Please transcribe the part of the forum thread about Z-NAND and Optane between "Moving SSD's directly" and "direction, with Z-NAND?", inclusive.

◆ Reading passage ◆
· · · · · · ·
Question I have is, what purpose does Z-NAND and Optane serve now or in the near future?
Because if there is demand, Intel could sell off their Optane IP and let someone else make it.
Reply
DS426

Samsung will actually brand this as AI-NAND rather than Z-NAND. 😆
Reply
DS426

Moving SSD's directly onto GPU's, CPU and RAM being bypassed... this makes me think that the System-on-GPU concept is potentially getting closer to reality.
Reply
bit_user

Notton said:
Question I have is, what purpose does Z-NAND and Optane serve now or in the near future?
Nvidia has said they want vastly higher-performing SSDs, which probably caught Samsung's interest.
https://www.tomshardware.com/pc-components/ssds/smi-ceo-claims-nvidia-wants-ssds-with-100m-iops-up-to-33x-performance-uplift-could-eliminate-ai-gpu-bottlenecks
Also, Sandisk is proposing to use flash in a HBM-like fashion for direct streaming of AI model weights. Perhaps Samsung is also heading in that direction, with Z-NAND?
· · · · · · ·
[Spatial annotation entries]
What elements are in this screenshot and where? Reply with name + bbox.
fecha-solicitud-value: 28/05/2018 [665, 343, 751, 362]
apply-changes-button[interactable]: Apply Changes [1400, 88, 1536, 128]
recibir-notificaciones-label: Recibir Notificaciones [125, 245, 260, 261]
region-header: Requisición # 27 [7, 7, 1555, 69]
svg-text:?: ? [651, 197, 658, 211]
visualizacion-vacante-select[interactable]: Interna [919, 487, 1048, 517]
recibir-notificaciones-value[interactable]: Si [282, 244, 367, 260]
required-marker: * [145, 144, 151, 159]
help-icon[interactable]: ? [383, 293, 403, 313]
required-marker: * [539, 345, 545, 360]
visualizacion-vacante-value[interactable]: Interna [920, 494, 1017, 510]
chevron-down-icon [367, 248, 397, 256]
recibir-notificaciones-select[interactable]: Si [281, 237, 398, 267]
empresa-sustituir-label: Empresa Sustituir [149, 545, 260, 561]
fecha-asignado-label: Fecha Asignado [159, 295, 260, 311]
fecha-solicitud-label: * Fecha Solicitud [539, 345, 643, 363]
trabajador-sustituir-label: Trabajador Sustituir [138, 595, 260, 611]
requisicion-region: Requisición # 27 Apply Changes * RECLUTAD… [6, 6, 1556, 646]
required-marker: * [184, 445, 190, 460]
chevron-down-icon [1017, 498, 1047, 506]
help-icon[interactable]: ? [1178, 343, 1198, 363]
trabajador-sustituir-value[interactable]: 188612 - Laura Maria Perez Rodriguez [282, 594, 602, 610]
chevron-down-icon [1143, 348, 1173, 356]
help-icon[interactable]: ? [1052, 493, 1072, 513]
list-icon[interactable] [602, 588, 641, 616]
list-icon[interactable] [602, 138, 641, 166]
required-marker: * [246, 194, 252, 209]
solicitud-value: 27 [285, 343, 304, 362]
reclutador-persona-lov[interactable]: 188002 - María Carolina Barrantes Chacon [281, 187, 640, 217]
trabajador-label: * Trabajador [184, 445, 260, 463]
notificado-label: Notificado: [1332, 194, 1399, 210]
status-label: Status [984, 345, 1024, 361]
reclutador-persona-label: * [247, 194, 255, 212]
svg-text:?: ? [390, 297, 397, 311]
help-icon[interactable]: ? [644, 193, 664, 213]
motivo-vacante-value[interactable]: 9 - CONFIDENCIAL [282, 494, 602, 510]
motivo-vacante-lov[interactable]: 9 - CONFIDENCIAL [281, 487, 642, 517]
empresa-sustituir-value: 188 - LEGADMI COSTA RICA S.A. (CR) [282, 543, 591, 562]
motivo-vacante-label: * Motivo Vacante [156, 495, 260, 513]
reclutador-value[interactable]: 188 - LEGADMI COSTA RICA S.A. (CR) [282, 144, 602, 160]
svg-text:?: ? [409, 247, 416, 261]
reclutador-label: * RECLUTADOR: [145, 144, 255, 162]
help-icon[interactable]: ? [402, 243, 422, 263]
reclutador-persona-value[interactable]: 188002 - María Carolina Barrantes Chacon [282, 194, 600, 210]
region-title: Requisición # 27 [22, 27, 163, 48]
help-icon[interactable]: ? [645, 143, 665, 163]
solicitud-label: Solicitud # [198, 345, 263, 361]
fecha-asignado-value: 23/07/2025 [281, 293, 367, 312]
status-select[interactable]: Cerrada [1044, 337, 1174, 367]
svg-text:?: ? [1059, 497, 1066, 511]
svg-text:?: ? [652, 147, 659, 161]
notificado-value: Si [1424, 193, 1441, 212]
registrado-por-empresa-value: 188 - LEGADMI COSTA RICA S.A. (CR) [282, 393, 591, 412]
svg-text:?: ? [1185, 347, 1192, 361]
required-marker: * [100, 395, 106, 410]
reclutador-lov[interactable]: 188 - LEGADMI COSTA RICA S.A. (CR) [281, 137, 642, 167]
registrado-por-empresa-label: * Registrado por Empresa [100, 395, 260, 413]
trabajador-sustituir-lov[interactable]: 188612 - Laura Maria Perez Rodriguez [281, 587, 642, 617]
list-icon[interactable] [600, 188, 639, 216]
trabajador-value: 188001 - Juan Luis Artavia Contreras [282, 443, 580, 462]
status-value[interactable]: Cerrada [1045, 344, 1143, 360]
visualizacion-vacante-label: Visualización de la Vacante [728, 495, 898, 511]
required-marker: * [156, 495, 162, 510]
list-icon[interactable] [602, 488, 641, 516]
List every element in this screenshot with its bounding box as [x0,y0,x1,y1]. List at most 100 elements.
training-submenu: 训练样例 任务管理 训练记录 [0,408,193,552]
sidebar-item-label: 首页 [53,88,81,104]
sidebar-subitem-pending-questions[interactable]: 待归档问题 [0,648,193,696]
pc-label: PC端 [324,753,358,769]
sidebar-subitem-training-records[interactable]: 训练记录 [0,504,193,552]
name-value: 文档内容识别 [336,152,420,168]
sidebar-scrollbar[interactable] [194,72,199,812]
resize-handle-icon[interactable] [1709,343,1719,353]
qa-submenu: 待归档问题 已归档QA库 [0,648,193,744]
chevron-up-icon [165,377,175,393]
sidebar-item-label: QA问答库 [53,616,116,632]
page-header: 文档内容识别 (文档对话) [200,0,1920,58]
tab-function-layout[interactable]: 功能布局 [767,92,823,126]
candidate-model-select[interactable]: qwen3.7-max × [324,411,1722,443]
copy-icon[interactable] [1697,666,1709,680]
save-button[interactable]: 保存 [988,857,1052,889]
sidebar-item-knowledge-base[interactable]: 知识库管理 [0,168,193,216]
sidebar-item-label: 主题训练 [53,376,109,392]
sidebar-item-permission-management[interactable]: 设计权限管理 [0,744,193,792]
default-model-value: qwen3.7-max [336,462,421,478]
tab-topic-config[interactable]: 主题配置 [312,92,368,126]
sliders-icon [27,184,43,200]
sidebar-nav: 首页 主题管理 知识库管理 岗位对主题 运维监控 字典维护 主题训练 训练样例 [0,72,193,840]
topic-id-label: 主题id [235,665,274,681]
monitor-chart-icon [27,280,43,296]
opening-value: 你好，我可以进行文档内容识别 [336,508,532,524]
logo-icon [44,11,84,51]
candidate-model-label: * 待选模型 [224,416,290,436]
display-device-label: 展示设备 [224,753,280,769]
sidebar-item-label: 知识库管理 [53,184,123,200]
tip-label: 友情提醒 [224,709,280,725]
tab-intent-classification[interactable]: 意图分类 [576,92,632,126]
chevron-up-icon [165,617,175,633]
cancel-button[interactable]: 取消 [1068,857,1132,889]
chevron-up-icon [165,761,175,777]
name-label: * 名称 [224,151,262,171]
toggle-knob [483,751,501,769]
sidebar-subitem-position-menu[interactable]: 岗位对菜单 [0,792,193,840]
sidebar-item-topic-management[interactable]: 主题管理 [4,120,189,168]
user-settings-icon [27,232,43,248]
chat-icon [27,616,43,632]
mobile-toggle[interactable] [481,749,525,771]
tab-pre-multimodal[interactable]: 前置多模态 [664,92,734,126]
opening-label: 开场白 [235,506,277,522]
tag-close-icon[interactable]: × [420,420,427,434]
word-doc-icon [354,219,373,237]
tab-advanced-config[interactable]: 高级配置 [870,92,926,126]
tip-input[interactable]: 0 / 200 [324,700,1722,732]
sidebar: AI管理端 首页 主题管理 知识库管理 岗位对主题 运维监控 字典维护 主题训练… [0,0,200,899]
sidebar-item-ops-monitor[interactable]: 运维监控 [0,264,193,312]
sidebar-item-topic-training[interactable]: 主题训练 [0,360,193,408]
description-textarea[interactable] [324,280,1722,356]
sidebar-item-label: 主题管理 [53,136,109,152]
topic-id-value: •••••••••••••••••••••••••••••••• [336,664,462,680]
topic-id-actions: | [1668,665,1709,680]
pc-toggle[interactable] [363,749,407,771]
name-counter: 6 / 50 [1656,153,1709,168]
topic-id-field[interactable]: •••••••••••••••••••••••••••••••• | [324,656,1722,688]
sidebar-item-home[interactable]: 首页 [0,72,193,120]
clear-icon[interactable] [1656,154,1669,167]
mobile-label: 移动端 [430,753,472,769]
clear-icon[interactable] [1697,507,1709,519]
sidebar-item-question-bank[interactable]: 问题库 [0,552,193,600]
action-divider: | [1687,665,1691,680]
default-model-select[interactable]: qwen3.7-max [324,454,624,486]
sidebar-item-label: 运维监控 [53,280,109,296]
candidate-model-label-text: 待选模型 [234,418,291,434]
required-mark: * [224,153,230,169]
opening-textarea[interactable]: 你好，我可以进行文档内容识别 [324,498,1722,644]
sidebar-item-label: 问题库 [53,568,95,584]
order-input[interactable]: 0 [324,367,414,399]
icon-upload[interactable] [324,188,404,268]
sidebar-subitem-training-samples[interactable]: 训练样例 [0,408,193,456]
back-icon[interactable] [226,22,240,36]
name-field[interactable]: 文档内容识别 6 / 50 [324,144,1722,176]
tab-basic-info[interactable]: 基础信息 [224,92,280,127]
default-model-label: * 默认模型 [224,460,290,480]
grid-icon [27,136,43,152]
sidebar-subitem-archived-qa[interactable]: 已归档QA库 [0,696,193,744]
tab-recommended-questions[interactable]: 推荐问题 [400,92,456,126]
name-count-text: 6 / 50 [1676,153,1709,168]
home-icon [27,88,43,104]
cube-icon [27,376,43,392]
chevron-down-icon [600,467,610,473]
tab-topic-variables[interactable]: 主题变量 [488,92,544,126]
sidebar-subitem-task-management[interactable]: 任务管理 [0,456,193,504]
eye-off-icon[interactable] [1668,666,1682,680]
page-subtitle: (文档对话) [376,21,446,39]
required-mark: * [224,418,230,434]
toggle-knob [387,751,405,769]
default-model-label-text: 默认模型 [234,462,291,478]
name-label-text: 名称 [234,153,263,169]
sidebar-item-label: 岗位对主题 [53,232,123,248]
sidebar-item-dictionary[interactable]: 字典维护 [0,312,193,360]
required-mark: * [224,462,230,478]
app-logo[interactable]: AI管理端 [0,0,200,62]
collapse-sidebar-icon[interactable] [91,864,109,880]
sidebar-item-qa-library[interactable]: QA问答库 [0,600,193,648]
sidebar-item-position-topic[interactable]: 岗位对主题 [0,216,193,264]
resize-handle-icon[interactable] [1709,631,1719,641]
· · · · · · ·
◆ Result of this task ◆
Moving SSD's directly onto GPU's, CPU and RAM being bypassed... this makes me think that the System-on-GPU concept is potentially getting closer to reality.
Reply
bit_user

Notton said:
Question I have is, what purpose does Z-NAND and Optane serve now or in the near future?
Nvidia has said they want vastly higher-performing SSDs, which probably caught Samsung's interest.
https://www.tomshardware.com/pc-components/ssds/smi-ceo-claims-nvidia-wants-ssds-with-100m-iops-up-to-33x-performance-uplift-could-eliminate-ai-gpu-bottlenecks
Also, Sandisk is proposing to use flash in a HBM-like fashion for direct streaming of AI model weights. Perhaps Samsung is also heading in that direction, with Z-NAND?